◆ WORK REQUIRED
How many of the lines contain the string "місячних"? Give the number, with no other words.

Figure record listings
════════════════════
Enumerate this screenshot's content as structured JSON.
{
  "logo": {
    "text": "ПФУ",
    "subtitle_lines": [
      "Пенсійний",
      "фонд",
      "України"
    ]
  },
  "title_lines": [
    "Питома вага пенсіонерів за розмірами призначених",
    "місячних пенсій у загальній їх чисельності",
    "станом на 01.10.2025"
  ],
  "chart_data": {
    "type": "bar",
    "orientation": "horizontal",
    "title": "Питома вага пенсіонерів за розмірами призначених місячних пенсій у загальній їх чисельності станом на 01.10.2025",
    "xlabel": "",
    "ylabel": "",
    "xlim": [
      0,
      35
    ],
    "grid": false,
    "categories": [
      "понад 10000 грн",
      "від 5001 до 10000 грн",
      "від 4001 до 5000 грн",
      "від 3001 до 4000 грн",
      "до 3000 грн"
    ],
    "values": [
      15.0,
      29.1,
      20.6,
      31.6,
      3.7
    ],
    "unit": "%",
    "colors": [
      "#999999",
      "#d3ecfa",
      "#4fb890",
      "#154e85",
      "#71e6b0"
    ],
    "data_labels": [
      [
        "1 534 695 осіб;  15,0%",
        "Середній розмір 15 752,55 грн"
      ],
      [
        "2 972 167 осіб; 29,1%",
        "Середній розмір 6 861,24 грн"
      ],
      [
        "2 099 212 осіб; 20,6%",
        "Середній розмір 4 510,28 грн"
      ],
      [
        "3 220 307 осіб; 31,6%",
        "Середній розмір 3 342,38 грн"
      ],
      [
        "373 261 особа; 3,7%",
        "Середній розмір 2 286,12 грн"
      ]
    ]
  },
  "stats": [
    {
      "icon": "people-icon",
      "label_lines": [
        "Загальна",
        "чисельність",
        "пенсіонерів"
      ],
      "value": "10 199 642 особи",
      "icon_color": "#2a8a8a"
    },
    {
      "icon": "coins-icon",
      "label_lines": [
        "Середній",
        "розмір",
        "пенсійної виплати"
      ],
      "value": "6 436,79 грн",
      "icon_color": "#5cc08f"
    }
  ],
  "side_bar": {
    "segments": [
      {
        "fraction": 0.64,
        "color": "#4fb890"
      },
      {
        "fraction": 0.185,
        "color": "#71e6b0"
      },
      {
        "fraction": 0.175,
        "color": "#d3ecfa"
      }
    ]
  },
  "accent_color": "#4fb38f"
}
════════════════════
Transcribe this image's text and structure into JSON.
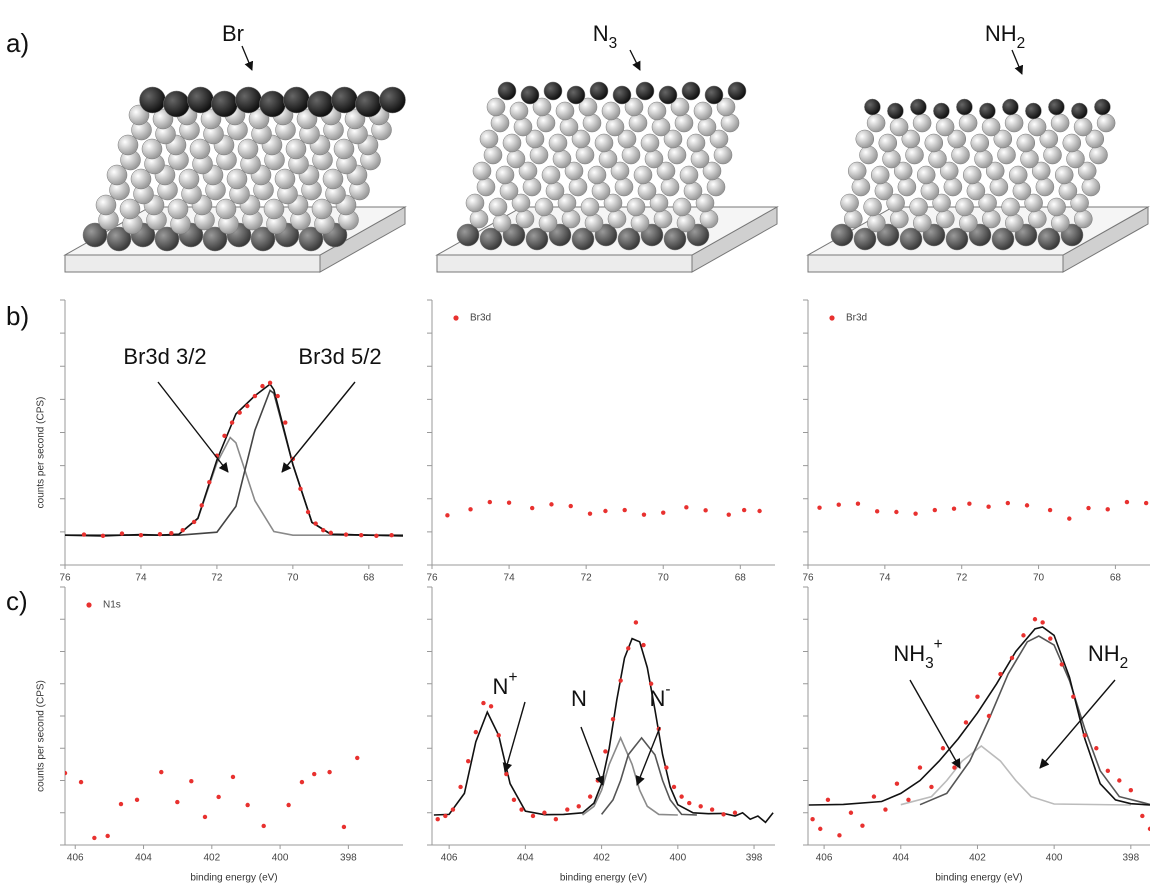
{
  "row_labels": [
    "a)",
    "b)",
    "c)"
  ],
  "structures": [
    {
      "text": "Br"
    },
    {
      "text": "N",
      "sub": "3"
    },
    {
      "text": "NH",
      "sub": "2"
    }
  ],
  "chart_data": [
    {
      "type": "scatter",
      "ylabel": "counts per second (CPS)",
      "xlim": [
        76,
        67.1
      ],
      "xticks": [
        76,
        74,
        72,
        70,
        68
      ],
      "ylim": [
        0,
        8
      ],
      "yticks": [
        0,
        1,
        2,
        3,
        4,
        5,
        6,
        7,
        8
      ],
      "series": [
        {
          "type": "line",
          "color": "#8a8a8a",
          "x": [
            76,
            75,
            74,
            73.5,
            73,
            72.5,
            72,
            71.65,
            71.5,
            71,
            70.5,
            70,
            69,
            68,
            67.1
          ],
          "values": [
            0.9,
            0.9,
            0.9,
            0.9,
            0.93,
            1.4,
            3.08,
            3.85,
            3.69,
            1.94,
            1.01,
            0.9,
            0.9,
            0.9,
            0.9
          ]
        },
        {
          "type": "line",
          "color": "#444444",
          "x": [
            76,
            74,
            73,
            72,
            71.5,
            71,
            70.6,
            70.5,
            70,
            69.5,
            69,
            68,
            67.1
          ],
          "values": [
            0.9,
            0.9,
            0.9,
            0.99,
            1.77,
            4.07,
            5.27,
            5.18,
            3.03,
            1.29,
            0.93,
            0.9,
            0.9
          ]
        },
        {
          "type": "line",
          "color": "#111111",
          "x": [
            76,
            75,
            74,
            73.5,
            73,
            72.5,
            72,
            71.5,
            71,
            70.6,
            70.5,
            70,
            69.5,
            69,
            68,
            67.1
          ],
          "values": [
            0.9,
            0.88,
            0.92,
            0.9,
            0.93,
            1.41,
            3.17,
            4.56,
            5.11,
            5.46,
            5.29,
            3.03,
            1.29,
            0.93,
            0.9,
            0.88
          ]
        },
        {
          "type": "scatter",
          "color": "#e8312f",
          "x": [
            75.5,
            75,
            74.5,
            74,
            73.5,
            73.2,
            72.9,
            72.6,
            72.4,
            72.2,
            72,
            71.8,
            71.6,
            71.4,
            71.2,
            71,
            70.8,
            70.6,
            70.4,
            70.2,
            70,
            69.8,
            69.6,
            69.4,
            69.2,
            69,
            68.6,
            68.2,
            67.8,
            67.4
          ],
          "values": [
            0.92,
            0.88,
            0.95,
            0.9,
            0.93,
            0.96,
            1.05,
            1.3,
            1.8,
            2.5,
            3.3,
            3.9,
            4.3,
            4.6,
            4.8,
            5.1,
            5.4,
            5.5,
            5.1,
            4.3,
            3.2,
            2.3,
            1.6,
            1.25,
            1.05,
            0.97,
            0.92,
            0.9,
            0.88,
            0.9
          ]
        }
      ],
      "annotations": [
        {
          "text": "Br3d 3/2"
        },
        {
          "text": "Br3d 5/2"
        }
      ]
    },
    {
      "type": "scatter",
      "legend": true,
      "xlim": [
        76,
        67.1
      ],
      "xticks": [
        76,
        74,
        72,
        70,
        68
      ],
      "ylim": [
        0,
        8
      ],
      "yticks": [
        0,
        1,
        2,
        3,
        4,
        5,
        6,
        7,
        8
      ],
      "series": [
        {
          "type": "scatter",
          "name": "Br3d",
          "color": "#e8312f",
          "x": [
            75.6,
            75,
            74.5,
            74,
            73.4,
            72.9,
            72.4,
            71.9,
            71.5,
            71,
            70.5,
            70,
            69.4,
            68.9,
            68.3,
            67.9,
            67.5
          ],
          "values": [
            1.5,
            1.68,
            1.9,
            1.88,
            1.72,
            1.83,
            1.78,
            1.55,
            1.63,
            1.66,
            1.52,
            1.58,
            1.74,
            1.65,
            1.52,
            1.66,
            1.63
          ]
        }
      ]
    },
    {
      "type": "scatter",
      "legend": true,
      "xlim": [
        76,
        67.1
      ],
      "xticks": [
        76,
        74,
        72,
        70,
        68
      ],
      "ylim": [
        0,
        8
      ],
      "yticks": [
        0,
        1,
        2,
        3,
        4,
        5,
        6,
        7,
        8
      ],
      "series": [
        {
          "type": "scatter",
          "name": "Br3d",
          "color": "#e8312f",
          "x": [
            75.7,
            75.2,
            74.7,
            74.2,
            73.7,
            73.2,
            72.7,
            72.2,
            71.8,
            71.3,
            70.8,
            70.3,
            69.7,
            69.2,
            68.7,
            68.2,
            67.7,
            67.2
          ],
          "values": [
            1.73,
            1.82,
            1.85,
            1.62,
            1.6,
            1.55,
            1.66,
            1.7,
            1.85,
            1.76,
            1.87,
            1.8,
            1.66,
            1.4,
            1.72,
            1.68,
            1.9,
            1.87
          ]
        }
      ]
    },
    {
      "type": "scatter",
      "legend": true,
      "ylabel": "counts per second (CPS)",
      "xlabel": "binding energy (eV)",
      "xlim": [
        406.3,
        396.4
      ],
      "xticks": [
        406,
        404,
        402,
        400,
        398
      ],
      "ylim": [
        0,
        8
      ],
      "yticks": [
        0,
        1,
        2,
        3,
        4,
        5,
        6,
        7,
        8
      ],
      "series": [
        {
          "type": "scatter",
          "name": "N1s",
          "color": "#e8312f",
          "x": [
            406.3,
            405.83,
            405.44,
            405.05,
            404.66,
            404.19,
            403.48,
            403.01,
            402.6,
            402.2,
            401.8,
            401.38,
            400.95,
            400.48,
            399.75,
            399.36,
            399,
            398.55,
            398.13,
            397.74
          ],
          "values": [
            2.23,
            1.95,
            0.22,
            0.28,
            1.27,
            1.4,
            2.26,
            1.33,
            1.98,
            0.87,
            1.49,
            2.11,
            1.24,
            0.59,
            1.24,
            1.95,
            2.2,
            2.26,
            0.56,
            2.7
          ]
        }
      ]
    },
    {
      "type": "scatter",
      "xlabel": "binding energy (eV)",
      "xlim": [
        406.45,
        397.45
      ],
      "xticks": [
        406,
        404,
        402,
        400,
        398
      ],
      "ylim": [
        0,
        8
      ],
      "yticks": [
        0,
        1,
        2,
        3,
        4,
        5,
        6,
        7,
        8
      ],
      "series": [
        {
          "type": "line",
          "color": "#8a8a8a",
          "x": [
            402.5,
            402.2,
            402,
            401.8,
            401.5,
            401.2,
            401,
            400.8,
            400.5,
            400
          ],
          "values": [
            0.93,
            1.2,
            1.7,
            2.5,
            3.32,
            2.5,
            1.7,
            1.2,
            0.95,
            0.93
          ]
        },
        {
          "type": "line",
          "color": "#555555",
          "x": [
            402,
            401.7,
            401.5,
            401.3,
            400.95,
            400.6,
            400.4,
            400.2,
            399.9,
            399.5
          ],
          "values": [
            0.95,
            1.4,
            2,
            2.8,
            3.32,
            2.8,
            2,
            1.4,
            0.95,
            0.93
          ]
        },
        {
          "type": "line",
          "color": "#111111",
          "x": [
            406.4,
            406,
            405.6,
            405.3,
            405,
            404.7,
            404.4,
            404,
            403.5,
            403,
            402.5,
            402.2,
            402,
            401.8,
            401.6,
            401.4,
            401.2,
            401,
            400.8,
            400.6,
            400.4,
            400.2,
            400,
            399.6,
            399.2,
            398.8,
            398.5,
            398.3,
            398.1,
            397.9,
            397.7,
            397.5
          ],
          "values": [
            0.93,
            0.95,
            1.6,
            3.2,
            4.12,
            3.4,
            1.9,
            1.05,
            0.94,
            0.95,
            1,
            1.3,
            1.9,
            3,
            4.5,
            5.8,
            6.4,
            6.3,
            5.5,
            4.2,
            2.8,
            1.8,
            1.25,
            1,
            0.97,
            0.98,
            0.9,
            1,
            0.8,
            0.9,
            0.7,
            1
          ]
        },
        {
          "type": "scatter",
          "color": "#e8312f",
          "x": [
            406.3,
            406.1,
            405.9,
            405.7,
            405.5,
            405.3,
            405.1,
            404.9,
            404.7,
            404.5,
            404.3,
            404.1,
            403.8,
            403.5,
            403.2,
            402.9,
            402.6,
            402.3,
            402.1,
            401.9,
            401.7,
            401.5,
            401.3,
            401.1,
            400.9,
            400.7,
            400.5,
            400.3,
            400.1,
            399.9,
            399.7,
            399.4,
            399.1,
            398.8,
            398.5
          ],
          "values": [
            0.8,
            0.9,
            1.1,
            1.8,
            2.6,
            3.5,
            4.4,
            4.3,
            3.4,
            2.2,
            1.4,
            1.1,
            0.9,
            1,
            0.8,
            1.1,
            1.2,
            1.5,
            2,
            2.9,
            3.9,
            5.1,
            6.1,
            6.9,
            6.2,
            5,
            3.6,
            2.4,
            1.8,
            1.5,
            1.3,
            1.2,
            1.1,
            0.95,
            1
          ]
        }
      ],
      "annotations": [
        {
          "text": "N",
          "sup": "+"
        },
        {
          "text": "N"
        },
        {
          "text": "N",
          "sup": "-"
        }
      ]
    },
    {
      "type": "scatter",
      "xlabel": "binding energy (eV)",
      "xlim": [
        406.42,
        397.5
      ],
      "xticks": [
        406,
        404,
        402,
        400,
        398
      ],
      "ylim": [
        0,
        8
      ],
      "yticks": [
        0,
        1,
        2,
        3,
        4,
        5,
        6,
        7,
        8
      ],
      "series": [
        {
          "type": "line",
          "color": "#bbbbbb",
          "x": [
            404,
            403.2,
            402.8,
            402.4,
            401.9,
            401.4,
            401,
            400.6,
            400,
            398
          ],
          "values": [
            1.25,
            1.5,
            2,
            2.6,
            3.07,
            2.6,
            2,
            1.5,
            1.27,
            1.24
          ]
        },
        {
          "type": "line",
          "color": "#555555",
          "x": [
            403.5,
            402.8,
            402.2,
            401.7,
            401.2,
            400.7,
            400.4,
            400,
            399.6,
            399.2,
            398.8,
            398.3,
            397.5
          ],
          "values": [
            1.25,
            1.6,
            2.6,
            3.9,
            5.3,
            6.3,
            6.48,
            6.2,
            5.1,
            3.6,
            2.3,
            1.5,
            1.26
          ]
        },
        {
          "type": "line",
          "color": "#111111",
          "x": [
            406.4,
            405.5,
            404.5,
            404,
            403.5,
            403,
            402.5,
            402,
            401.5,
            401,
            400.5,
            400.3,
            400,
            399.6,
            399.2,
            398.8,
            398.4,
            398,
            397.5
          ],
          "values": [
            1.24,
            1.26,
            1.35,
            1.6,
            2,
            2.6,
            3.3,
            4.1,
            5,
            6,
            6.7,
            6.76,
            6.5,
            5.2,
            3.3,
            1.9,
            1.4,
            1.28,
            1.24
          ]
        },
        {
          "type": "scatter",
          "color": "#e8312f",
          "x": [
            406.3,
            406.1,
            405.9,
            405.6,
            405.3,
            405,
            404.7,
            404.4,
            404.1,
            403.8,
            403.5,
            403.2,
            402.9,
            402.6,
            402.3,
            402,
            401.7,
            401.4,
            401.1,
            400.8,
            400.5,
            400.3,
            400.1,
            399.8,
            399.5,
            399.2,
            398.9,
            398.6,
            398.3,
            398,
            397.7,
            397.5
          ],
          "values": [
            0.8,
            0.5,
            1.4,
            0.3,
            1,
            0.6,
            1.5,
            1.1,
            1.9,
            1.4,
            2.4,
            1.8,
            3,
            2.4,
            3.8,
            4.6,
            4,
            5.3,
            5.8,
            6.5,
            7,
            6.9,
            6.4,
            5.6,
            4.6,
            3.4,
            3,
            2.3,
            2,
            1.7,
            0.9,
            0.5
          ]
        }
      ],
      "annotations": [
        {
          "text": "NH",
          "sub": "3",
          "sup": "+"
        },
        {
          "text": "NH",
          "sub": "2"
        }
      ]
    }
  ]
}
════════════════════
◆ SOLUTION BELOW
2